→ **WHAT IS REQUIRED**
Scan the entries below. List each line with "牢牢把握新时代中国共产党的历史使命".

..........

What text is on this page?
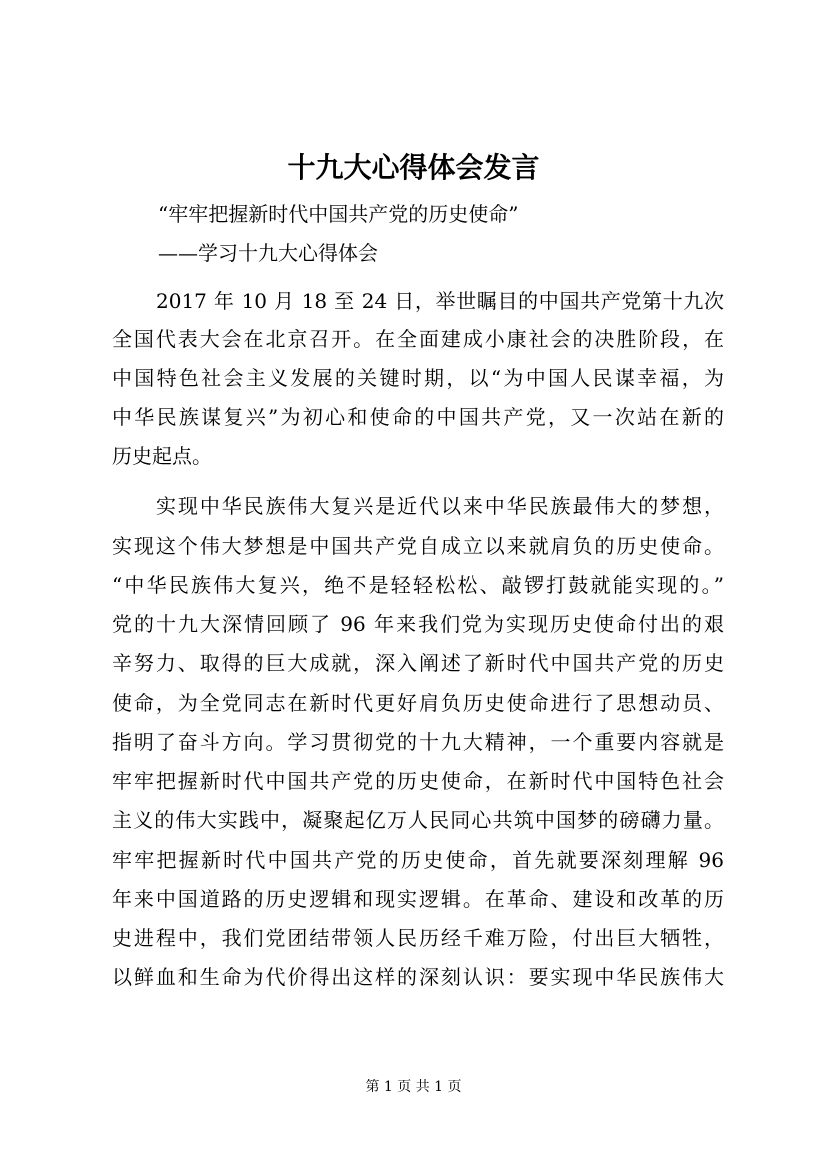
十九大心得体会发言
“牢牢把握新时代中国共产党的历史使命”
——学习十九大心得体会
2017 年 10 月 18 至 24 日，举世瞩目的中国共产党第十九次
全国代表大会在北京召开。在全面建成小康社会的决胜阶段，在
中国特色社会主义发展的关键时期，以“为中国人民谋幸福，为
中华民族谋复兴”为初心和使命的中国共产党，又一次站在新的
历史起点。
实现中华民族伟大复兴是近代以来中华民族最伟大的梦想，
实现这个伟大梦想是中国共产党自成立以来就肩负的历史使命。
“中华民族伟大复兴，绝不是轻轻松松、敲锣打鼓就能实现的。”
党的十九大深情回顾了 96 年来我们党为实现历史使命付出的艰
辛努力、取得的巨大成就，深入阐述了新时代中国共产党的历史
使命，为全党同志在新时代更好肩负历史使命进行了思想动员、
指明了奋斗方向。学习贯彻党的十九大精神，一个重要内容就是
牢牢把握新时代中国共产党的历史使命，在新时代中国特色社会
主义的伟大实践中，凝聚起亿万人民同心共筑中国梦的磅礴力量。
牢牢把握新时代中国共产党的历史使命，首先就要深刻理解 96
年来中国道路的历史逻辑和现实逻辑。在革命、建设和改革的历
史进程中，我们党团结带领人民历经千难万险，付出巨大牺牲，
以鲜血和生命为代价得出这样的深刻认识：要实现中华民族伟大
第 1 页 共 1 页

..........

→ **TASK ANSWER**
“牢牢把握新时代中国共产党的历史使命”
牢牢把握新时代中国共产党的历史使命，在新时代中国特色社会
牢牢把握新时代中国共产党的历史使命，首先就要深刻理解 96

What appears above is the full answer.